## TUGAS ANDA
A. Tolong kutip tanpa perubahan bagian berita tentang keterlambatan STNK yang dibuka dengan kata-kata berisi "Tanjungpinang, mejaredaksi –" dan ditutup dengan "Hamam, Jumat (19/12/2025).".
B. Menurut berita tentang keterlambatan STNK, pihak mana yang menyuplai material blanko STNK?

## KUTIPAN TEKS
Tanjungpinang, mejaredaksi – Keluhan warga terkait lambannya penerbitan Surat Tanda Nomor Kendaraan (STNK) di Samsat Kota Tanjungpinang, Kepulauan Riau, akhirnya mendapat penjelasan. Kepolisian memastikan kendala tersebut bukan disebabkan oleh buruknya pelayanan, melainkan karena keterbatasan material blanko STNK yang dikirim dari pusat.
Kapolresta Tanjungpinang, Kombes Pol Hamam Wahyudi, mengungkapkan bahwa keterlambatan sempat terjadi akibat stok kertas atau blanko STNK yang menipis. Material tersebut sepenuhnya disuplai oleh Mabes Polri melalui Korlantas, sehingga daerah harus menunggu pengiriman.
“Bukan karena prosesnya lambat, tapi karena materialnya memang menunggu dari pusat,” ujar Hamam, Jumat (19/12/2025).
Namun kabar baiknya, blanko STNK kini telah tersedia. Hamam memastikan seluruh STNK yang sebelumnya tertunda sudah mulai diterbitkan dan diserahkan kepada pemohon.

## Data Tercatat

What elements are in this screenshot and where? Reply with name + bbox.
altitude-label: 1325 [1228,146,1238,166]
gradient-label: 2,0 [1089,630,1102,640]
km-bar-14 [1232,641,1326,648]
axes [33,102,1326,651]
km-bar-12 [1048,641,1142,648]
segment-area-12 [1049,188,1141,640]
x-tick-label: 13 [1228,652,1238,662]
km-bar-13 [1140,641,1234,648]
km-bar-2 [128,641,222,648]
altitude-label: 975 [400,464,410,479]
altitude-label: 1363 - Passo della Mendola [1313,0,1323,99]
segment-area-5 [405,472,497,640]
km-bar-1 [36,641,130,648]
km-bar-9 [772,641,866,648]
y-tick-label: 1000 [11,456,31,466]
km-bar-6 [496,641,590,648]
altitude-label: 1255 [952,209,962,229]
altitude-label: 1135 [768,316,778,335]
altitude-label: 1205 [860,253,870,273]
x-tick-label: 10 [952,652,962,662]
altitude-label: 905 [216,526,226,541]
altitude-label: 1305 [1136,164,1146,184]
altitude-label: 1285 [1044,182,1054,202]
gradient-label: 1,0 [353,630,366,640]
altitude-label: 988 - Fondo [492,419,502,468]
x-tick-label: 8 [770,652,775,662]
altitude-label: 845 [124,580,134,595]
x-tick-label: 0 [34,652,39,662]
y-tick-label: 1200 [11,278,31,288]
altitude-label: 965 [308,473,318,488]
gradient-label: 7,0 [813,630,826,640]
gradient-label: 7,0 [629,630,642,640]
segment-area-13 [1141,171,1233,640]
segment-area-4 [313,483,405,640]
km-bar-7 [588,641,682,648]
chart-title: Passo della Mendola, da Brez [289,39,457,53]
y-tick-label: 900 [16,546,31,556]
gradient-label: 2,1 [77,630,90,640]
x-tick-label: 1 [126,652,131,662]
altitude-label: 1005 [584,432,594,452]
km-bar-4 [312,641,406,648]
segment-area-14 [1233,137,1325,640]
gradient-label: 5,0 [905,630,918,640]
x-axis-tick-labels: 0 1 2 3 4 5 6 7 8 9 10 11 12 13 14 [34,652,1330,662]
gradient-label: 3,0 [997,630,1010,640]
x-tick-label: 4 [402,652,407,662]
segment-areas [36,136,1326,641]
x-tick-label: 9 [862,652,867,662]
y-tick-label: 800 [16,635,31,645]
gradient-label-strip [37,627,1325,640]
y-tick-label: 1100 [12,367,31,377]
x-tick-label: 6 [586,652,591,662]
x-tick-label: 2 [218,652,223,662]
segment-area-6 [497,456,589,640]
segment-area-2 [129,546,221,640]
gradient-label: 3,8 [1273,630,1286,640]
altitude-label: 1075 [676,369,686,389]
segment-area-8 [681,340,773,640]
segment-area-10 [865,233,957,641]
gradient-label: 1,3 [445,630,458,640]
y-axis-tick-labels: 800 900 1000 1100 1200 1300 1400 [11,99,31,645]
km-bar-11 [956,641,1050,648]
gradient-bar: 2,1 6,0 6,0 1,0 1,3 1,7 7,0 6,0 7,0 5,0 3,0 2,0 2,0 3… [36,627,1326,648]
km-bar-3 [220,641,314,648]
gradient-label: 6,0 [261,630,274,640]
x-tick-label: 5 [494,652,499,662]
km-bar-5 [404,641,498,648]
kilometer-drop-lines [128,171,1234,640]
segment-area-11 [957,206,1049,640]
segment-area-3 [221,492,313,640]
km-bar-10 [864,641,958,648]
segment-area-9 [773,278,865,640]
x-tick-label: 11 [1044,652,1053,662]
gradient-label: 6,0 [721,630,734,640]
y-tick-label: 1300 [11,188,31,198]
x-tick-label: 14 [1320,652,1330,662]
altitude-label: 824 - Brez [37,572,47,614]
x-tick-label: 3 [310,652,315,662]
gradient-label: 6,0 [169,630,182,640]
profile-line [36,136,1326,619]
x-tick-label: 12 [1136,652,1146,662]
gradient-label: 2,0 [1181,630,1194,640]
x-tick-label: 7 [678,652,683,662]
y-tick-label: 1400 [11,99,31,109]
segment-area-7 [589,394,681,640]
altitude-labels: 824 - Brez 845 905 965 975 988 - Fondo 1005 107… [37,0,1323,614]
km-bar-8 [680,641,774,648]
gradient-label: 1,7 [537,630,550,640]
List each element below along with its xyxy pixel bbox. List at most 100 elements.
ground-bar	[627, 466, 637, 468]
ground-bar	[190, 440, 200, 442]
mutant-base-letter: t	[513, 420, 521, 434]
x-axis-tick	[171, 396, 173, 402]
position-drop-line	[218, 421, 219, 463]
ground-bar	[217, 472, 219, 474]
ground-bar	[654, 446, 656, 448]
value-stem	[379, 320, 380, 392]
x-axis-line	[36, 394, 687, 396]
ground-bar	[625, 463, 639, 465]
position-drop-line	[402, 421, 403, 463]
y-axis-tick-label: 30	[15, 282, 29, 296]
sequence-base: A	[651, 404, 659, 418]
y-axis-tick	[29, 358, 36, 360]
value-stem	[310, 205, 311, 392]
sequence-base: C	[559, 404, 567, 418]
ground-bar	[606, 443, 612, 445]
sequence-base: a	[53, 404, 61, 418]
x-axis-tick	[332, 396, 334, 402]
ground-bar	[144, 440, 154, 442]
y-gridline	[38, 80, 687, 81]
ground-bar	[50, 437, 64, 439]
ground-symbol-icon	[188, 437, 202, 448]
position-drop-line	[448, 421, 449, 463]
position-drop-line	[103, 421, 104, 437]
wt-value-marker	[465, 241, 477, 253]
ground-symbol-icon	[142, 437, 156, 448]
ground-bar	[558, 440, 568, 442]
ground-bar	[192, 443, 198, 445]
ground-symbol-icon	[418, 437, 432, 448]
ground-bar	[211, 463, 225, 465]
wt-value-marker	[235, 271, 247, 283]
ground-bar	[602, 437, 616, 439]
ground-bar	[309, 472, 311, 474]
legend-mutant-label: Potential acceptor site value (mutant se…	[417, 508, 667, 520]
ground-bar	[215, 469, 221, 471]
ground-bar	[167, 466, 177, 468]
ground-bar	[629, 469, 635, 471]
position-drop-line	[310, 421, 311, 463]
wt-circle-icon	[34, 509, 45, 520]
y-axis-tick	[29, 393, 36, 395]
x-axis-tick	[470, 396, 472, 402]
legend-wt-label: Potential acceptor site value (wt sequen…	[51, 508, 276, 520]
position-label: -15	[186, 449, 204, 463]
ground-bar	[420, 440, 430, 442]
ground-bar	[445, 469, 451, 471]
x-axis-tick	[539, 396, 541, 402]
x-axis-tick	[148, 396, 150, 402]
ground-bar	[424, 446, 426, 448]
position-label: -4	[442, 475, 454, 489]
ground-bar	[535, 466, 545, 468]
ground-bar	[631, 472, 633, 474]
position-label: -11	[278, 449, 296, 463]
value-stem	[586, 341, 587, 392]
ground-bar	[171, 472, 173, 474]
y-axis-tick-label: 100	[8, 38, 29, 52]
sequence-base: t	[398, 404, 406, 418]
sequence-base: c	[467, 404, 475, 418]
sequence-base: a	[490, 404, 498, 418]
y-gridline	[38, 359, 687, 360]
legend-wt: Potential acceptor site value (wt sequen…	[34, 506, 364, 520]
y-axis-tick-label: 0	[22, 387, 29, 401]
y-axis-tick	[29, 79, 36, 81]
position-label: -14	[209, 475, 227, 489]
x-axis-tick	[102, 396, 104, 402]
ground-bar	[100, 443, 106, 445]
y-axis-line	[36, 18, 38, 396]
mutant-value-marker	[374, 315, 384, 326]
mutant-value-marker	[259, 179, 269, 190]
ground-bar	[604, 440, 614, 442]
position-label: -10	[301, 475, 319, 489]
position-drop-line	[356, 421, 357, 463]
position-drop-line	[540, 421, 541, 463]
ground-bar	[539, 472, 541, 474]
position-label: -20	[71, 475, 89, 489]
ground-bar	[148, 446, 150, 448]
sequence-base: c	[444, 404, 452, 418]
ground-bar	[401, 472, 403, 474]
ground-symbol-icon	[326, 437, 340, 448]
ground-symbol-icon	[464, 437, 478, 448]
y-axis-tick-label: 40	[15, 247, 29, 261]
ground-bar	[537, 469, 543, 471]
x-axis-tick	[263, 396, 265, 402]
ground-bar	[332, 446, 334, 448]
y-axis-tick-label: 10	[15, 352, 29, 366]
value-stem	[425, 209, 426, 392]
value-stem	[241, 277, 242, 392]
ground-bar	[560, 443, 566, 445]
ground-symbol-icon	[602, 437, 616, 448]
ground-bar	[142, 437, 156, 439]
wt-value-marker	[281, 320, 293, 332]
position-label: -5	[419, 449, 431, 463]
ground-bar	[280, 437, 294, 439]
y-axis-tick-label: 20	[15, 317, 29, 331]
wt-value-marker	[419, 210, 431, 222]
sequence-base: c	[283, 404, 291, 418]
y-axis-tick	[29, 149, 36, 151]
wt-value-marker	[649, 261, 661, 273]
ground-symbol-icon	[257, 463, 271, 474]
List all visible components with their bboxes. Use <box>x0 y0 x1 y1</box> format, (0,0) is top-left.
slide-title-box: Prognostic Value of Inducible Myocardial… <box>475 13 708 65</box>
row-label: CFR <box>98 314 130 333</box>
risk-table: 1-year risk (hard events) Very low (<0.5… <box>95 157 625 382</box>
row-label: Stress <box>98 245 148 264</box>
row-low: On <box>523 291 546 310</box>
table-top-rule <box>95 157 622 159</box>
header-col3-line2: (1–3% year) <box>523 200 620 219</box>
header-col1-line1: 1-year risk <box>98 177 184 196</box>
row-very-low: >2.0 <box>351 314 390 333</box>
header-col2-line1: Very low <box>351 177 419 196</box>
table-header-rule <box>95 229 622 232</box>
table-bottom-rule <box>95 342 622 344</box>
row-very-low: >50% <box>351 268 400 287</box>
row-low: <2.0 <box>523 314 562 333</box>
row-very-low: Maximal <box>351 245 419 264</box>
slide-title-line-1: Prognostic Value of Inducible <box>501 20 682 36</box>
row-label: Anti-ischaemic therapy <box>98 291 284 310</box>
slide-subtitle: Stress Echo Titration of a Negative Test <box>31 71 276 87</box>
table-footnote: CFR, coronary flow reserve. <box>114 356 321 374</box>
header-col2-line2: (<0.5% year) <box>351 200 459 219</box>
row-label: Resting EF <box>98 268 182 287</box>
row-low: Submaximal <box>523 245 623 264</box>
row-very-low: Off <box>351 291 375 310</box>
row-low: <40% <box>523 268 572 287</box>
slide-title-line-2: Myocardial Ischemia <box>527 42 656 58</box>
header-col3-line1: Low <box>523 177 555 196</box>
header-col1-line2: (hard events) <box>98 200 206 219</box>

## JAWABAN TIAP TUGAS
A.
Tanjungpinang, mejaredaksi – Keluhan warga terkait lambannya penerbitan Surat Tanda Nomor Kendaraan (STNK) di Samsat Kota Tanjungpinang, Kepulauan Riau, akhirnya mendapat penjelasan. Kepolisian memastikan kendala tersebut bukan disebabkan oleh buruknya pelayanan, melainkan karena keterbatasan material blanko STNK yang dikirim dari pusat.
Kapolresta Tanjungpinang, Kombes Pol Hamam Wahyudi, mengungkapkan bahwa keterlambatan sempat terjadi akibat stok kertas atau blanko STNK yang menipis. Material tersebut sepenuhnya disuplai oleh Mabes Polri melalui Korlantas, sehingga daerah harus menunggu pengiriman.
“Bukan karena prosesnya lambat, tapi karena materialnya memang menunggu dari pusat,” ujar Hamam, Jumat (19/12/2025).

B. Mabes Polri, melalui Korlantas.